=== Problem A ===
Repeat the article about the Seattle City Light surcharge word for word.
=== Problem B ===
Transcribe the lines of the records starting at the one containing "x-gridline xyxy=(1027,50,1028,480)" and ending at the one containing "x-tick-label: 08-26 xyxy=(1191,486,1205,517)", including both.
Selected extract start
Why the average electric bill is about to go up ~$1

(UPDATED 3:49 PM to clarify that the average bill will go up $1 – your bill may vary)

(Seattle City Light image: Gorge Dam)
The average electricity bill is going up about a dollar starting next month. Seattle City Light‘s announcement explains the surcharge it’s about to add, and might be keeping for a few years. In short – blame it on the weather:

Low revenue from the surplus energy Seattle City Light sells to other utilities has triggered a 1.5 percent surcharge on electricity rates, starting in August.

City Light generates power at its hydroelectric projects. When the utility has more electricity than its customers need, it sells that power to other utilities and uses the money to keep prices low for its retail customers. For 2016, City Light anticipated $60 million in revenue from such wholesale energy sales, but the utility is on track to earn only about $43.5 million as a result of warm spring weather at a time of low prices on the wholesale energy market. The warm weather melted mountain snow earlier than is typical, which meant City Light’s hydroelectric projects were producing surplus energy at a time of lower demand and lower prices than the utility might have seen in June or July.

To make up the difference between what was expected in the budget and actual revenue, City Light draws from a rate stabilization account created in 2010 to offset the volatility that comes with generating and selling hydropower. If the amount in the account dips to $90 million or below, a 1.5 percent surcharge is automatically applied to every customer’s bill until the account is refilled to $100 million.

The rate stabilization account had $89.1 million in it June 30, which triggers a surcharge that will be applied to customer bills, starting in August. The surcharge will add $1 to the typical residential customer bill every month. This is the first time an automatic surcharge has been triggered since the rate stabilization account was created.

Based on current financial forecasts, City Light projects that the surcharge could stay in place into 2019. Should the rate stabilization account’s balance fall to $80 million or below, the surcharge would automatically increase to 3 percent.
Selected extract end
Records to process start
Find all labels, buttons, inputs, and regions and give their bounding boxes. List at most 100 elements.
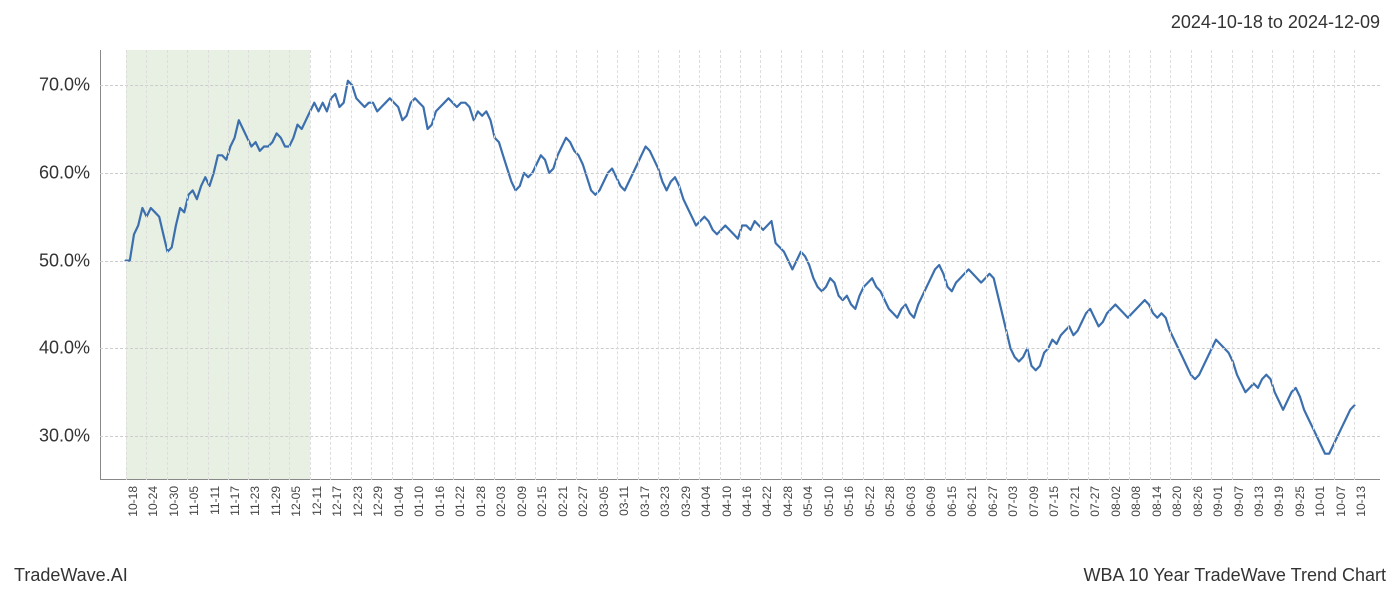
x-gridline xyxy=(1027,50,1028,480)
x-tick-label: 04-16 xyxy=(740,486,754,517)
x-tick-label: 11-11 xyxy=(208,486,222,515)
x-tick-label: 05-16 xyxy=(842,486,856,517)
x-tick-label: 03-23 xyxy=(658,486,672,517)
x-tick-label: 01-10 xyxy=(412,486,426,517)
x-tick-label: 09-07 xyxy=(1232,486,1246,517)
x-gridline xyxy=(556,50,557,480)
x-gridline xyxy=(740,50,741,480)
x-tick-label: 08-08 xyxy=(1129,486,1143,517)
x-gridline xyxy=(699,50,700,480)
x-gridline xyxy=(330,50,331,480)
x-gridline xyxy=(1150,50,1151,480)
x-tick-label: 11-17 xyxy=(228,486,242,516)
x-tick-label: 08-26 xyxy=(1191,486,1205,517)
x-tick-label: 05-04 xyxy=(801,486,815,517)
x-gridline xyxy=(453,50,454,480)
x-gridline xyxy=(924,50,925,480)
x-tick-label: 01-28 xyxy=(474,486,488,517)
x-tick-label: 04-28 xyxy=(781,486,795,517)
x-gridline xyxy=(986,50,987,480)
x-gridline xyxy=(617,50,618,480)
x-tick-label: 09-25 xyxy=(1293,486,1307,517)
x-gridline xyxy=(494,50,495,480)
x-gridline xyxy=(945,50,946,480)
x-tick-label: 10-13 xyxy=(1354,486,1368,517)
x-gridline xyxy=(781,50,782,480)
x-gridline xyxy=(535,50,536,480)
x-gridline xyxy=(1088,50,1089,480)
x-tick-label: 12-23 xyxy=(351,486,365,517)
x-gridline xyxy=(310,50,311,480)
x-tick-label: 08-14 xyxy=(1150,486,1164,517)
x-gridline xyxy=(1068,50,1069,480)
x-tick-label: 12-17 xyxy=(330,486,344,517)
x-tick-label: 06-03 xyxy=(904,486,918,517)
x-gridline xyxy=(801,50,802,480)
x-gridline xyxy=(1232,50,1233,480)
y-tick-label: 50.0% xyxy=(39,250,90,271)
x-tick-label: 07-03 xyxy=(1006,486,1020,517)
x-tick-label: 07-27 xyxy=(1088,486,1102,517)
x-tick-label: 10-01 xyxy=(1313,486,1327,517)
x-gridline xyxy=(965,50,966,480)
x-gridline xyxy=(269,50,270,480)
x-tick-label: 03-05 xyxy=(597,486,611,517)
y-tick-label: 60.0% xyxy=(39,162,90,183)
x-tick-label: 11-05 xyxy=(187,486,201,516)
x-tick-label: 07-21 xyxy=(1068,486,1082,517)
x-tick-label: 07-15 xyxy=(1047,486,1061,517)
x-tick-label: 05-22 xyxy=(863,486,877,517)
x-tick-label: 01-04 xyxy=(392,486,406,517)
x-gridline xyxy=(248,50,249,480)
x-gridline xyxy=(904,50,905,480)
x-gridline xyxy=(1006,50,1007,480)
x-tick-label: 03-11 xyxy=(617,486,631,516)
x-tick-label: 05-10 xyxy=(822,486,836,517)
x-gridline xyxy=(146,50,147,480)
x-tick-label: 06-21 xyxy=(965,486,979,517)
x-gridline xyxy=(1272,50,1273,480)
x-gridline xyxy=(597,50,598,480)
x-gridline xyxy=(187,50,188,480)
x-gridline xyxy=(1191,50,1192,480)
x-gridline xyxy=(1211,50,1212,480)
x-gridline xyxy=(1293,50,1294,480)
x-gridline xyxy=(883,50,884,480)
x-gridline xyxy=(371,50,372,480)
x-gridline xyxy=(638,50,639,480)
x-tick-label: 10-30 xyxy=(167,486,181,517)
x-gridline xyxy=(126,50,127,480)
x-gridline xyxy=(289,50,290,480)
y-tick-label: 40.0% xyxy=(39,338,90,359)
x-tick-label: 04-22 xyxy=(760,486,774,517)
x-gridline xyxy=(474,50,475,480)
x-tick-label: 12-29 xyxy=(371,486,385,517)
Records to process end
=== Right answer A ===
Why the average electric bill is about to go up ~$1

(UPDATED 3:49 PM to clarify that the average bill will go up $1 – your bill may vary)

(Seattle City Light image: Gorge Dam)
The average electricity bill is going up about a dollar starting next month. Seattle City Light‘s announcement explains the surcharge it’s about to add, and might be keeping for a few years. In short – blame it on the weather:

Low revenue from the surplus energy Seattle City Light sells to other utilities has triggered a 1.5 percent surcharge on electricity rates, starting in August.

City Light generates power at its hydroelectric projects. When the utility has more electricity than its customers need, it sells that power to other utilities and uses the money to keep prices low for its retail customers. For 2016, City Light anticipated $60 million in revenue from such wholesale energy sales, but the utility is on track to earn only about $43.5 million as a result of warm spring weather at a time of low prices on the wholesale energy market. The warm weather melted mountain snow earlier than is typical, which meant City Light’s hydroelectric projects were producing surplus energy at a time of lower demand and lower prices than the utility might have seen in June or July.

To make up the difference between what was expected in the budget and actual revenue, City Light draws from a rate stabilization account created in 2010 to offset the volatility that comes with generating and selling hydropower. If the amount in the account dips to $90 million or below, a 1.5 percent surcharge is automatically applied to every customer’s bill until the account is refilled to $100 million.

The rate stabilization account had $89.1 million in it June 30, which triggers a surcharge that will be applied to customer bills, starting in August. The surcharge will add $1 to the typical residential customer bill every month. This is the first time an automatic surcharge has been triggered since the rate stabilization account was created.

Based on current financial forecasts, City Light projects that the surcharge could stay in place into 2019. Should the rate stabilization account’s balance fall to $80 million or below, the surcharge would automatically increase to 3 percent.

=== Right answer B ===
x-gridline xyxy=(1027,50,1028,480)
x-tick-label: 04-16 xyxy=(740,486,754,517)
x-tick-label: 11-11 xyxy=(208,486,222,515)
x-tick-label: 05-16 xyxy=(842,486,856,517)
x-tick-label: 03-23 xyxy=(658,486,672,517)
x-tick-label: 01-10 xyxy=(412,486,426,517)
x-tick-label: 09-07 xyxy=(1232,486,1246,517)
x-gridline xyxy=(556,50,557,480)
x-gridline xyxy=(740,50,741,480)
x-tick-label: 08-08 xyxy=(1129,486,1143,517)
x-gridline xyxy=(699,50,700,480)
x-gridline xyxy=(330,50,331,480)
x-gridline xyxy=(1150,50,1151,480)
x-tick-label: 11-17 xyxy=(228,486,242,516)
x-tick-label: 08-26 xyxy=(1191,486,1205,517)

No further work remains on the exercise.